Exercise prompt -> Extract all of the entries and give them again, word for word.

Excerpt from a dataset:
-- begin --

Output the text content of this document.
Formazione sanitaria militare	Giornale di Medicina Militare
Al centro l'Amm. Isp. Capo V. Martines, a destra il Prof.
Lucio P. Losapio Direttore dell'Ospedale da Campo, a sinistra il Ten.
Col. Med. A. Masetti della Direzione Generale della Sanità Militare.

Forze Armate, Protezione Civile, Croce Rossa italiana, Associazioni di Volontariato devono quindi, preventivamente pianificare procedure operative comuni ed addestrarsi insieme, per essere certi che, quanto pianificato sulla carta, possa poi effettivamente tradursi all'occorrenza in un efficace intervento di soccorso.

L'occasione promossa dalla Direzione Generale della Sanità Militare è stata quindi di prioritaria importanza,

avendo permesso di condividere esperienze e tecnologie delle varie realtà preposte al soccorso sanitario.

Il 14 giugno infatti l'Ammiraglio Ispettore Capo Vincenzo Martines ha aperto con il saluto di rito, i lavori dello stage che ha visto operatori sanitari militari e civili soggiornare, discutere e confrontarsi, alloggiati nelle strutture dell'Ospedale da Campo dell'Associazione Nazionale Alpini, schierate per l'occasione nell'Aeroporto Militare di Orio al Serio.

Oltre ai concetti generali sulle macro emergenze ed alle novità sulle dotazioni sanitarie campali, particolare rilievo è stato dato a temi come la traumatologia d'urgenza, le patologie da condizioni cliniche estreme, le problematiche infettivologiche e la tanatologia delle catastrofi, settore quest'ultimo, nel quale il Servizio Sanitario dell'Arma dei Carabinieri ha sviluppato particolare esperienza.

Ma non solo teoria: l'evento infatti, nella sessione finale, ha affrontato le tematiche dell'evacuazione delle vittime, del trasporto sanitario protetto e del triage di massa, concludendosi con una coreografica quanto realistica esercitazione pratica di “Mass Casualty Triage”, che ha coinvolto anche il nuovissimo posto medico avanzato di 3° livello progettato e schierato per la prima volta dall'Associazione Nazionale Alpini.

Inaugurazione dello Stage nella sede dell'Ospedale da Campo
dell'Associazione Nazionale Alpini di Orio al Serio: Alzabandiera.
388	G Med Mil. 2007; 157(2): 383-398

-- end --

Completed task ->
Output the text content of this document.
Formazione sanitaria militare	Giornale di Medicina Militare
Al centro l'Amm. Isp. Capo V. Martines, a destra il Prof.
Lucio P. Losapio Direttore dell'Ospedale da Campo, a sinistra il Ten.
Col. Med. A. Masetti della Direzione Generale della Sanità Militare.

Forze Armate, Protezione Civile, Croce Rossa italiana, Associazioni di Volontariato devono quindi, preventivamente pianificare procedure operative comuni ed addestrarsi insieme, per essere certi che, quanto pianificato sulla carta, possa poi effettivamente tradursi all'occorrenza in un efficace intervento di soccorso.

L'occasione promossa dalla Direzione Generale della Sanità Militare è stata quindi di prioritaria importanza,

avendo permesso di condividere esperienze e tecnologie delle varie realtà preposte al soccorso sanitario.

Il 14 giugno infatti l'Ammiraglio Ispettore Capo Vincenzo Martines ha aperto con il saluto di rito, i lavori dello stage che ha visto operatori sanitari militari e civili soggiornare, discutere e confrontarsi, alloggiati nelle strutture dell'Ospedale da Campo dell'Associazione Nazionale Alpini, schierate per l'occasione nell'Aeroporto Militare di Orio al Serio.

Oltre ai concetti generali sulle macro emergenze ed alle novità sulle dotazioni sanitarie campali, particolare rilievo è stato dato a temi come la traumatologia d'urgenza, le patologie da condizioni cliniche estreme, le problematiche infettivologiche e la tanatologia delle catastrofi, settore quest'ultimo, nel quale il Servizio Sanitario dell'Arma dei Carabinieri ha sviluppato particolare esperienza.

Ma non solo teoria: l'evento infatti, nella sessione finale, ha affrontato le tematiche dell'evacuazione delle vittime, del trasporto sanitario protetto e del triage di massa, concludendosi con una coreografica quanto realistica esercitazione pratica di “Mass Casualty Triage”, che ha coinvolto anche il nuovissimo posto medico avanzato di 3° livello progettato e schierato per la prima volta dall'Associazione Nazionale Alpini.

Inaugurazione dello Stage nella sede dell'Ospedale da Campo
dell'Associazione Nazionale Alpini di Orio al Serio: Alzabandiera.
388	G Med Mil. 2007; 157(2): 383-398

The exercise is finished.